*ACTIVIDADES:*
[1] Según el artículo sobre los malos poemas, ¿de qué cosas no hay presión en el poema? Escríbelas todas.
[2] Responde con datos del artículo sobre los malos poemas:
(a) ¿Adónde va el poema espantoso?
(b) ¿Qué te devuelve escribir mal con intención?
(c) ¿Qué necesita también la escritura?

*TEXTO DEL DOCUMENTO:*

━━━━━━━━

La sorprendente utilidad de escribir malos poemas

La sorprendente utilidad de escribir malos poemas

Otra vez hablando de escribir
hace 1 semana 2 min de lectura

A veces, lo más productivo que puedes hacer es escribir un poema espantoso. No por el poema en sí, ese se va directo al basurero, sino porque te sirve como contenedor de todo lo que estorba.

Escribes ahí la cursilería que intenta colarse en tu historia: labios que «tiemblan al rozarse», besos que «detienen el tiempo», y todas esas descripciones recicladas que hacen que tu novela suene como una historia escrita en Wattpad por alguien que no sabe la diferencia entre trauma y arco argumental.

Además, escribir mal con intención te devuelve algo que se pierde cuando estás demasiado preocupada por escribir bien: libertad.

En el poema no hay presión de trama, estructura, ni voz narrativa. Nadie espera coherencia. Y en esa falta de expectativas, a veces aparece algo valioso: la imagen que no planeaste, el ritmo que no copiaste, la emoción como pieza central y no como utilería.

No lo vas a publicar. Es un filtro. Un lugar seguro para exagerar, impostar, gritar cosas que en tu novela solo harían ruido.

Porque la escritura también necesita zonas de descarga. Espacios donde puedas ser ridícula a propósito, para no hacerlo sin querer en una escena clave.

A veces hay que dejar que el ridículo se masturbe tranquilo en un poema, antes de que intente cogerse tu historia.

━━━━━━━━

*DATOS PROPORCIONADOS:*

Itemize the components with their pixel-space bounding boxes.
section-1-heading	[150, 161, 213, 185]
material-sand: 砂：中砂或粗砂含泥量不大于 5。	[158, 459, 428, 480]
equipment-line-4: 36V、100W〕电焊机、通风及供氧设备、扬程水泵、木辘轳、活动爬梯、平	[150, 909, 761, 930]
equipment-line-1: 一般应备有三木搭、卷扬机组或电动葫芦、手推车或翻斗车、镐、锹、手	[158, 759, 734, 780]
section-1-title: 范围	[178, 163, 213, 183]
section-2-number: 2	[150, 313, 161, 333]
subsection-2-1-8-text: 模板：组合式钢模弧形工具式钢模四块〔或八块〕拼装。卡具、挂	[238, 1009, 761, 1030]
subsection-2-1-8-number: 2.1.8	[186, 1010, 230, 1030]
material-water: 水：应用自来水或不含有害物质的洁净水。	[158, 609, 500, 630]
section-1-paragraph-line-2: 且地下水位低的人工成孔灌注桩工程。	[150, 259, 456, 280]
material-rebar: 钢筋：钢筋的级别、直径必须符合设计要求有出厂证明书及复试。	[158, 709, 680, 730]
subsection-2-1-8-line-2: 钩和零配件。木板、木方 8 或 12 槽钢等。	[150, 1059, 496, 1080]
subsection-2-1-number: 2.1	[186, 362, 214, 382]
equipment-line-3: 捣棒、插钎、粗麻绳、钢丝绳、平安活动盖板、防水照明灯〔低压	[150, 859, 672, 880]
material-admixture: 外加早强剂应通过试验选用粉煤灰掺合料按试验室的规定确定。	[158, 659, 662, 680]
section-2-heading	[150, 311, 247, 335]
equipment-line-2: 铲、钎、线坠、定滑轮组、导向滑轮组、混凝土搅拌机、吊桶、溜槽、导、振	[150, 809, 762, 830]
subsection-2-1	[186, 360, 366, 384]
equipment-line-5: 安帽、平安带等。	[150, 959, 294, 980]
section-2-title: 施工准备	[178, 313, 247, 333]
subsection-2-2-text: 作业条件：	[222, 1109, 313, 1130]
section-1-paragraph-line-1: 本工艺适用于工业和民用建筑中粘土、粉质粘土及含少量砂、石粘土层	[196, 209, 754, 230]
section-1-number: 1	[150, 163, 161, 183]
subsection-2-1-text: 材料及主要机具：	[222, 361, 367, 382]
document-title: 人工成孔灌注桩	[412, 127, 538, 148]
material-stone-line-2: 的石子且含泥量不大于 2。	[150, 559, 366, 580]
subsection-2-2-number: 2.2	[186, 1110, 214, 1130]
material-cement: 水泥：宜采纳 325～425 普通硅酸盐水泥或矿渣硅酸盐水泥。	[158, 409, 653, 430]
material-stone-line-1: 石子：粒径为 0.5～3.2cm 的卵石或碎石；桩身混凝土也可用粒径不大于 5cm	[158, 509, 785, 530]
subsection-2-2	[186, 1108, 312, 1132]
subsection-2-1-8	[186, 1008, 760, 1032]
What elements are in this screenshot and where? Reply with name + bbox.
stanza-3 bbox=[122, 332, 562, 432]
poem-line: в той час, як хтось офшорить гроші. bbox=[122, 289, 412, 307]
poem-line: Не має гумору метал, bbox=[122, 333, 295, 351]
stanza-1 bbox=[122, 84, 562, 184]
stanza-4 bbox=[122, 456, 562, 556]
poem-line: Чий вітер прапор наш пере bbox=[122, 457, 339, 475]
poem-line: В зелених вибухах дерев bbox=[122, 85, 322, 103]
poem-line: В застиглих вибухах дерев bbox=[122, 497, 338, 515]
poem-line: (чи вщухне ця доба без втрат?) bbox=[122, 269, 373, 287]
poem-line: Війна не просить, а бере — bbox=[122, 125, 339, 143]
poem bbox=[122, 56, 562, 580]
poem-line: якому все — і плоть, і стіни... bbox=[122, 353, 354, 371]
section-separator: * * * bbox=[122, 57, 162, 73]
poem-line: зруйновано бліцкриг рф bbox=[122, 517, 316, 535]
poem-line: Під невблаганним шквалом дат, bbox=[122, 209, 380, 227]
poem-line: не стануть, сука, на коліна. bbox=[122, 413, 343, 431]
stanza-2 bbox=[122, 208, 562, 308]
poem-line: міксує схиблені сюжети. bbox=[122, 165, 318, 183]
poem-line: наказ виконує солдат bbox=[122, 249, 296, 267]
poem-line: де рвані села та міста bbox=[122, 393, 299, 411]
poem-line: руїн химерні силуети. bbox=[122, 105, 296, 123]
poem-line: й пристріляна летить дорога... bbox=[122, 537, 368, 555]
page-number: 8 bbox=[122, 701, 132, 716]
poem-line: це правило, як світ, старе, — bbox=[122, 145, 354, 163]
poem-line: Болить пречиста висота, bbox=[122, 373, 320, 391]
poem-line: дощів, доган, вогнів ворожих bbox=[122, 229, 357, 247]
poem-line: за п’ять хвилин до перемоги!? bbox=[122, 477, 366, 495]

━━━━━━━━

*SOLUCIONES POR TAREA:*
[1] Trama, estructura y voz narrativa.

[2]
(a) Directo al basurero.
(b) Libertad.
(c) Zonas de descarga.